### [DESCRIPTION OF THE TASK]
Scan the data for "Civil" and copy the lines it appears in.

[start]

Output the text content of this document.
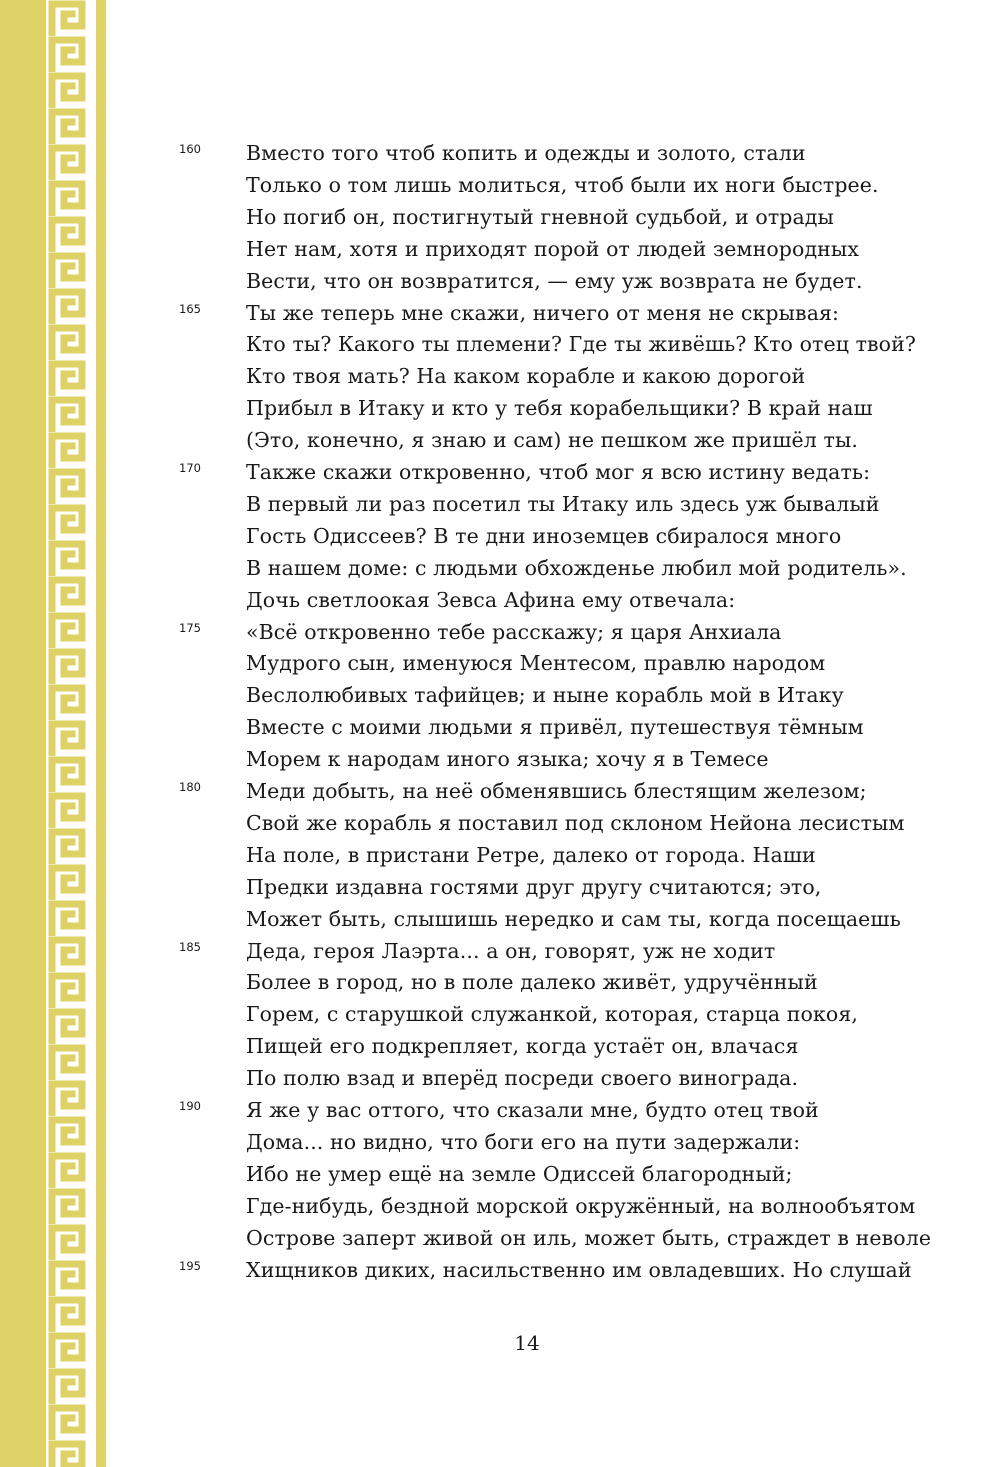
Вместо того чтоб копить и одежды и золото, стали
160
Только о том лишь молиться, чтоб были их ноги быстрее.
Но погиб он, постигнутый гневной судьбой, и отрады
Нет нам, хотя и приходят порой от людей земнородных
Вести, что он возвратится, — ему уж возврата не будет.
Ты же теперь мне скажи, ничего от меня не скрывая:
165
Кто ты? Какого ты племени? Где ты живёшь? Кто отец твой?
Кто твоя мать? На каком корабле и какою дорогой
Прибыл в Итаку и кто у тебя корабельщики? В край наш
(Это, конечно, я знаю и сам) не пешком же пришёл ты.
Также скажи откровенно, чтоб мог я всю истину ведать:
170
В первый ли раз посетил ты Итаку иль здесь уж бывалый
Гость Одиссеев? В те дни иноземцев сбиралося много
В нашем доме: с людьми обхожденье любил мой родитель».
Дочь светлоокая Зевса Афина ему отвечала:
«Всё откровенно тебе расскажу; я царя Анхиала
175
Мудрого сын, именуюся Ментесом, правлю народом
Веслолюбивых тафийцев; и ныне корабль мой в Итаку
Вместе с моими людьми я привёл, путешествуя тёмным
Морем к народам иного языка; хочу я в Темесе
Меди добыть, на неё обменявшись блестящим железом;
180
Свой же корабль я поставил под склоном Нейона лесистым
На поле, в пристани Ретре, далеко от города. Наши
Предки издавна гостями друг другу считаются; это,
Может быть, слышишь нередко и сам ты, когда посещаешь
Деда, героя Лаэрта... а он, говорят, уж не ходит
185
Более в город, но в поле далеко живёт, удручённый
Горем, с старушкой служанкой, которая, старца покоя,
Пищей его подкрепляет, когда устаёт он, влачася
По полю взад и вперёд посреди своего винограда.
Я же у вас оттого, что сказали мне, будто отец твой
190
Дома... но видно, что боги его на пути задержали:
Ибо не умер ещё на земле Одиссей благородный;
Где-нибудь, бездной морской окружённый, на волнообъятом
Острове заперт живой он иль, может быть, страждет в неволе
Хищников диких, насильственно им овладевших. Но слушай
195
14
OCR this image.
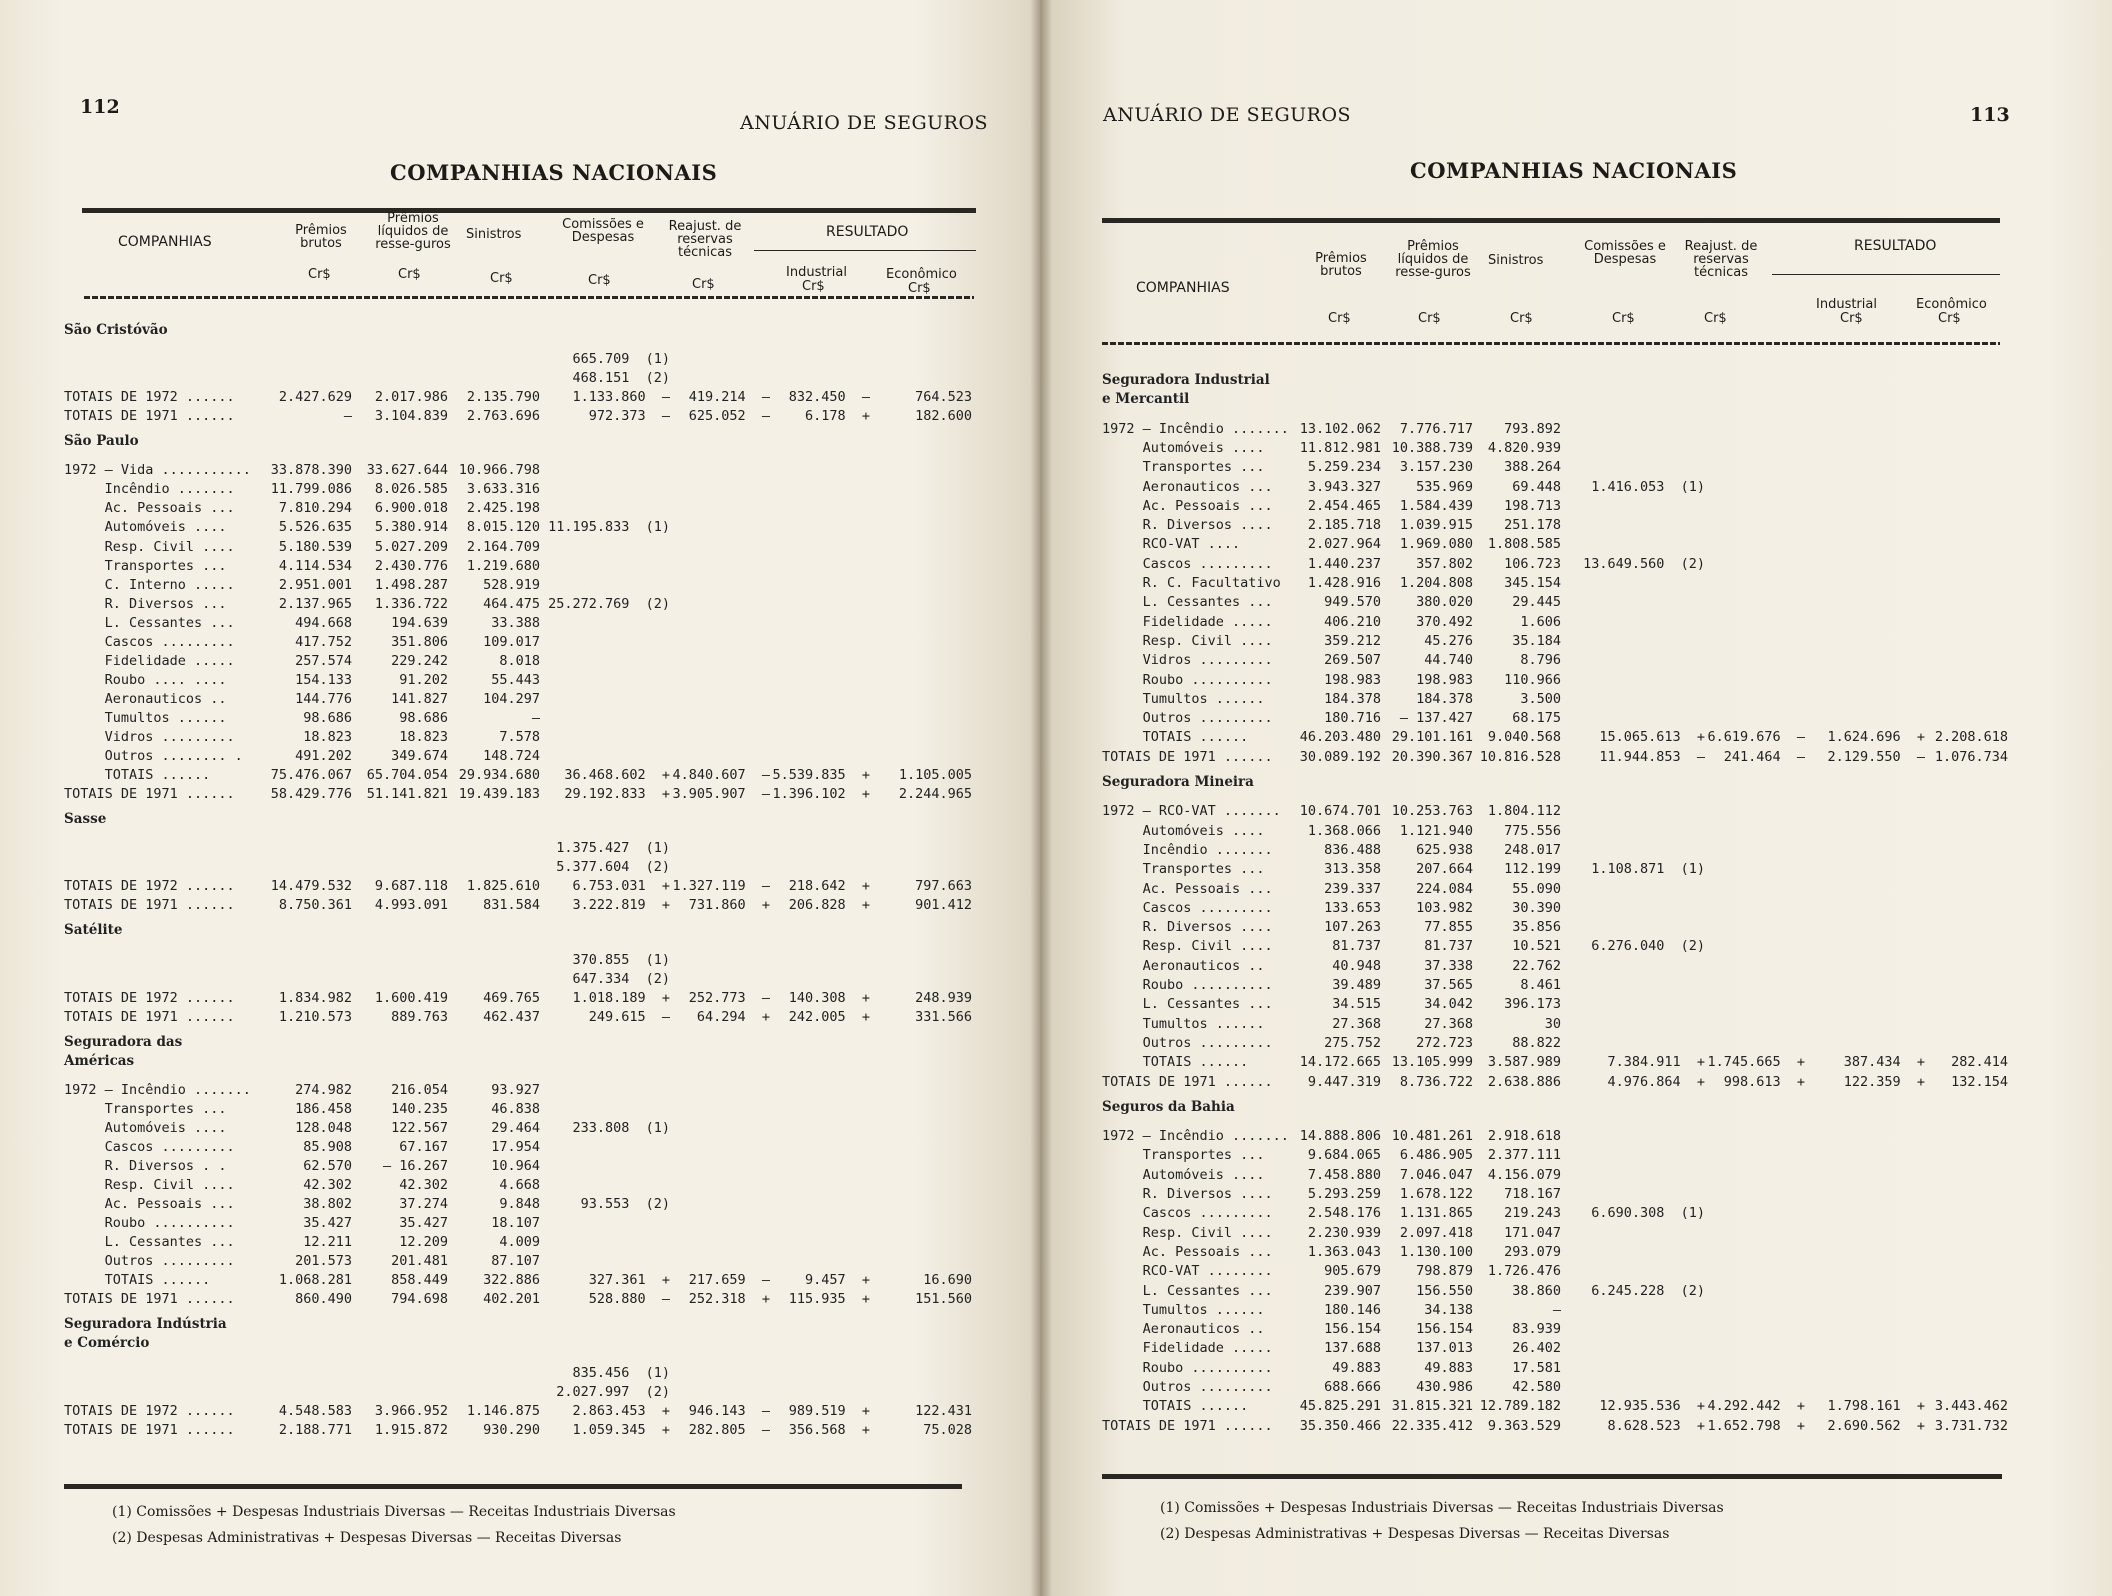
112
ANUÁRIO DE SEGUROS
COMPANHIAS NACIONAIS
COMPANHIAS
Prêmios brutos
Prêmios líquidos de resse-guros
Sinistros
Comissões e Despesas
Reajust. de reservas técnicas
RESULTADO
Industrial	Econômico
Cr$	Cr$	Cr$	Cr$	Cr$	Cr$	Cr$
São Cristóvão
665.709  (1)
468.151  (2)
TOTAIS DE 1972 ......	2.427.629 2.017.986 2.135.790 1.133.860  — 419.214  — 832.450  —	764.523
TOTAIS DE 1971 ......	— 3.104.839 2.763.696	972.373  — 625.052  —	6.178  +	182.600
São Paulo
1972 — Vida ........... 33.878.390 33.627.644 10.966.798
Incêndio .......	11.799.086 8.026.585 3.633.316
Ac. Pessoais ...	7.810.294 6.900.018 2.425.198
Automóveis ....	5.526.635 5.380.914 8.015.120 11.195.833  (1)
Resp. Civil ....	5.180.539 5.027.209 2.164.709
Transportes ...	4.114.534 2.430.776 1.219.680
C. Interno .....	2.951.001 1.498.287	528.919
R. Diversos ...	2.137.965 1.336.722	464.475 25.272.769  (2)
L. Cessantes ...	494.668	194.639	33.388
Cascos .........	417.752	351.806	109.017
Fidelidade .....	257.574	229.242	8.018
Roubo .... ....	154.133	91.202	55.443
Aeronauticos ..	144.776	141.827	104.297
Tumultos ......	98.686	98.686	—
Vidros .........	18.823	18.823	7.578
Outros ........ .	491.202	349.674	148.724
TOTAIS ......	75.476.067 65.704.054 29.934.680 36.468.602  + 4.840.607  — 5.539.835  + 1.105.005
TOTAIS DE 1971 ......	58.429.776 51.141.821 19.439.183 29.192.833  + 3.905.907  — 1.396.102  + 2.244.965
Sasse
1.375.427  (1)
5.377.604  (2)
TOTAIS DE 1972 ......	14.479.532 9.687.118 1.825.610 6.753.031  + 1.327.119  — 218.642  +	797.663
TOTAIS DE 1971 ......	8.750.361 4.993.091	831.584 3.222.819  + 731.860  + 206.828  +	901.412
Satélite
370.855  (1)
647.334  (2)
TOTAIS DE 1972 ......	1.834.982 1.600.419	469.765 1.018.189  + 252.773  — 140.308  +	248.939
TOTAIS DE 1971 ......	1.210.573	889.763	462.437	249.615  — 64.294  + 242.005  +	331.566
Seguradora das
Américas
1972 — Incêndio .......	274.982	216.054	93.927
Transportes ...	186.458	140.235	46.838
Automóveis ....	128.048	122.567	29.464 233.808  (1)
Cascos .........	85.908	67.167	17.954
R. Diversos . .	62.570 — 16.267	10.964
Resp. Civil ....	42.302	42.302	4.668
Ac. Pessoais ...	38.802	37.274	9.848	93.553  (2)
Roubo ..........	35.427	35.427	18.107
L. Cessantes ...	12.211	12.209	4.009
Outros .........	201.573	201.481	87.107
TOTAIS ......	1.068.281	858.449	322.886	327.361  + 217.659  —	9.457  +	16.690
TOTAIS DE 1971 ......	860.490	794.698	402.201	528.880  — 252.318  + 115.935  +	151.560
Seguradora Indústria
e Comércio
835.456  (1)
2.027.997  (2)
TOTAIS DE 1972 ......	4.548.583 3.966.952 1.146.875 2.863.453  + 946.143  — 989.519  +	122.431
TOTAIS DE 1971 ......	2.188.771 1.915.872	930.290 1.059.345  + 282.805  — 356.568  +	75.028
(1) Comissões + Despesas Industriais Diversas — Receitas Industriais Diversas
(2) Despesas Administrativas + Despesas Diversas — Receitas Diversas
ANUÁRIO DE SEGUROS	113
COMPANHIAS NACIONAIS
COMPANHIAS
Prêmios brutos
Prêmios líquidos de resse-guros
Sinistros
Comissões e Despesas
Reajust. de reservas técnicas
RESULTADO
Industrial	Econômico
Cr$	Cr$	Cr$	Cr$	Cr$	Cr$	Cr$
Seguradora Industrial
e Mercantil
1972 — Incêndio ....... 13.102.062 7.776.717 793.892
Automóveis ....	11.812.981 10.388.739 4.820.939
Transportes ...	5.259.234 3.157.230 388.264
Aeronauticos ...	3.943.327	535.969	69.448 1.416.053  (1)
Ac. Pessoais ...	2.454.465 1.584.439 198.713
R. Diversos ....	2.185.718 1.039.915 251.178
RCO-VAT ....	2.027.964 1.969.080 1.808.585
Cascos .........	1.440.237	357.802 106.723 13.649.560  (2)
R. C. Facultativo 1.428.916 1.204.808 345.154
L. Cessantes ...	949.570	380.020	29.445
Fidelidade .....	406.210	370.492	1.606
Resp. Civil ....	359.212	45.276	35.184
Vidros .........	269.507	44.740	8.796
Roubo ..........	198.983	198.983 110.966
Tumultos ......	184.378	184.378	3.500
Outros .........	180.716 — 137.427	68.175
TOTAIS ......	46.203.480 29.101.161 9.040.568	15.065.613  + 6.619.676  — 1.624.696  + 2.208.618
TOTAIS DE 1971 ...... 30.089.192 20.390.367 10.816.528	11.944.853  — 241.464  — 2.129.550  — 1.076.734
Seguradora Mineira
1972 — RCO-VAT ....... 10.674.701 10.253.763 1.804.112
Automóveis ....	1.368.066 1.121.940 775.556
Incêndio .......	836.488	625.938 248.017
Transportes ...	313.358	207.664 112.199 1.108.871  (1)
Ac. Pessoais ...	239.337	224.084	55.090
Cascos .........	133.653	103.982	30.390
R. Diversos ....	107.263	77.855	35.856
Resp. Civil ....	81.737	81.737	10.521 6.276.040  (2)
Aeronauticos ..	40.948	37.338	22.762
Roubo ..........	39.489	37.565	8.461
L. Cessantes ...	34.515	34.042 396.173
Tumultos ......	27.368	27.368	30
Outros .........	275.752	272.723	88.822
TOTAIS ......	14.172.665 13.105.999 3.587.989	7.384.911  + 1.745.665  +	387.434  + 282.414
TOTAIS DE 1971 ......	9.447.319 8.736.722 2.638.886	4.976.864  + 998.613  +	122.359  + 132.154
Seguros da Bahia
1972 — Incêndio ....... 14.888.806 10.481.261 2.918.618
Transportes ...	9.684.065 6.486.905 2.377.111
Automóveis ....	7.458.880 7.046.047 4.156.079
R. Diversos ....	5.293.259 1.678.122 718.167
Cascos .........	2.548.176 1.131.865 219.243 6.690.308  (1)
Resp. Civil ....	2.230.939 2.097.418 171.047
Ac. Pessoais ...	1.363.043 1.130.100 293.079
RCO-VAT ........	905.679	798.879 1.726.476
L. Cessantes ...	239.907	156.550	38.860 6.245.228  (2)
Tumultos ......	180.146	34.138	—
Aeronauticos ..	156.154	156.154	83.939
Fidelidade .....	137.688	137.013	26.402
Roubo ..........	49.883	49.883	17.581
Outros .........	688.666	430.986	42.580
TOTAIS ......	45.825.291 31.815.321 12.789.182	12.935.536  + 4.292.442  + 1.798.161  + 3.443.462
TOTAIS DE 1971 ...... 35.350.466 22.335.412 9.363.529	8.628.523  + 1.652.798  + 2.690.562  + 3.731.732
(1) Comissões + Despesas Industriais Diversas — Receitas Industriais Diversas
(2) Despesas Administrativas + Despesas Diversas — Receitas Diversas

[end]

### [EXERCISE ANSWER]
Resp. Civil ....	5.180.539 5.027.209 2.164.709
Resp. Civil ....	42.302	42.302	4.668
Resp. Civil ....	359.212	45.276	35.184
Resp. Civil ....	81.737	81.737	10.521 6.276.040  (2)
Resp. Civil ....	2.230.939 2.097.418 171.047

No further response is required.